Collected data entries:
((

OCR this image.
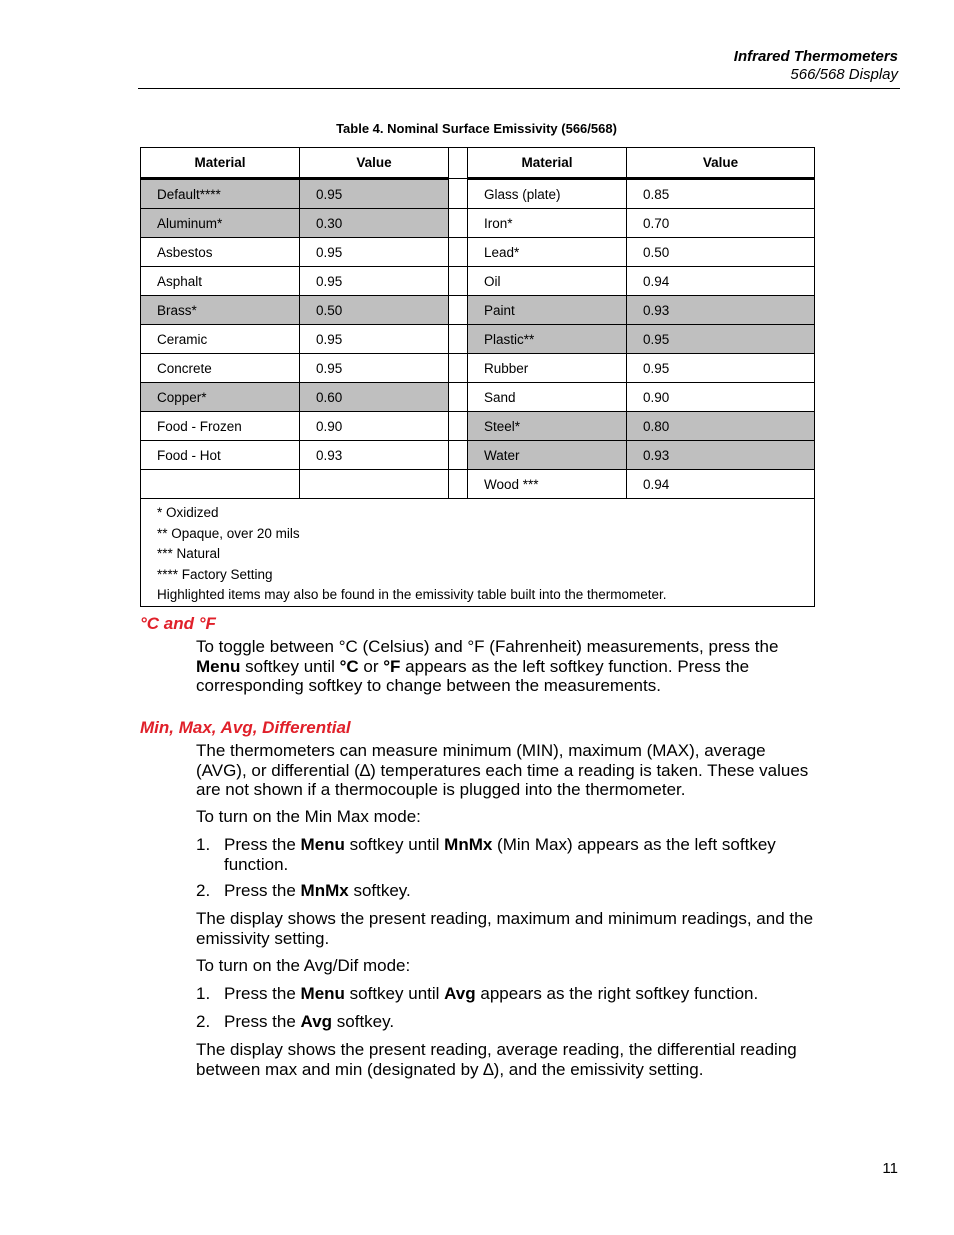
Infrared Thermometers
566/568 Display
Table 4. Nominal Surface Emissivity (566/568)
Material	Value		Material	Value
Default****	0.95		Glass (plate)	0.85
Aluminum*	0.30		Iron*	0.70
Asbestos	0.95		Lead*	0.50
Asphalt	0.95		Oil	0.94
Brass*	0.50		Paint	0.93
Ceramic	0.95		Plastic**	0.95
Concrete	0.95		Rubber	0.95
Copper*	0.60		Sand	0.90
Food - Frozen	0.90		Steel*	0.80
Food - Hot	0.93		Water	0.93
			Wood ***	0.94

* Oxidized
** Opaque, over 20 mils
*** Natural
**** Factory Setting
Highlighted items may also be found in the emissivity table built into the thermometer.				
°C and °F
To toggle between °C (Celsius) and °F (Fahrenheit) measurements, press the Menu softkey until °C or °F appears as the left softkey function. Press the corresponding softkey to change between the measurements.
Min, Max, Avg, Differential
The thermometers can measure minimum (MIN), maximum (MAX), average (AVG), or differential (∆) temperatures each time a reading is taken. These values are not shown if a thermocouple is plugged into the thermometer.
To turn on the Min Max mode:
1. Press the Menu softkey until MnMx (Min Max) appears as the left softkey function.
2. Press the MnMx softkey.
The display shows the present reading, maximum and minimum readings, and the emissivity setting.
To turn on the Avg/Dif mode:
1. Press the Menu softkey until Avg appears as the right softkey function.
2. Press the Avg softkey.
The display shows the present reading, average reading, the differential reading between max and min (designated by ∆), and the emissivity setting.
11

))

_TASK DESCRIPTION:_ Quote the records in their entirety, keeping the wording exact and excluding pictures.

_SOLUTION TO THE PROBLEM:_
OCR this image.
Infrared Thermometers
566/568 Display
Table 4. Nominal Surface Emissivity (566/568)
Material	Value		Material	Value
Default****	0.95		Glass (plate)	0.85
Aluminum*	0.30		Iron*	0.70
Asbestos	0.95		Lead*	0.50
Asphalt	0.95		Oil	0.94
Brass*	0.50		Paint	0.93
Ceramic	0.95		Plastic**	0.95
Concrete	0.95		Rubber	0.95
Copper*	0.60		Sand	0.90
Food - Frozen	0.90		Steel*	0.80
Food - Hot	0.93		Water	0.93
			Wood ***	0.94

* Oxidized
** Opaque, over 20 mils
*** Natural
**** Factory Setting
Highlighted items may also be found in the emissivity table built into the thermometer.				
°C and °F
To toggle between °C (Celsius) and °F (Fahrenheit) measurements, press the Menu softkey until °C or °F appears as the left softkey function. Press the corresponding softkey to change between the measurements.
Min, Max, Avg, Differential
The thermometers can measure minimum (MIN), maximum (MAX), average (AVG), or differential (∆) temperatures each time a reading is taken. These values are not shown if a thermocouple is plugged into the thermometer.
To turn on the Min Max mode:
1. Press the Menu softkey until MnMx (Min Max) appears as the left softkey function.
2. Press the MnMx softkey.
The display shows the present reading, maximum and minimum readings, and the emissivity setting.
To turn on the Avg/Dif mode:
1. Press the Menu softkey until Avg appears as the right softkey function.
2. Press the Avg softkey.
The display shows the present reading, average reading, the differential reading between max and min (designated by ∆), and the emissivity setting.
11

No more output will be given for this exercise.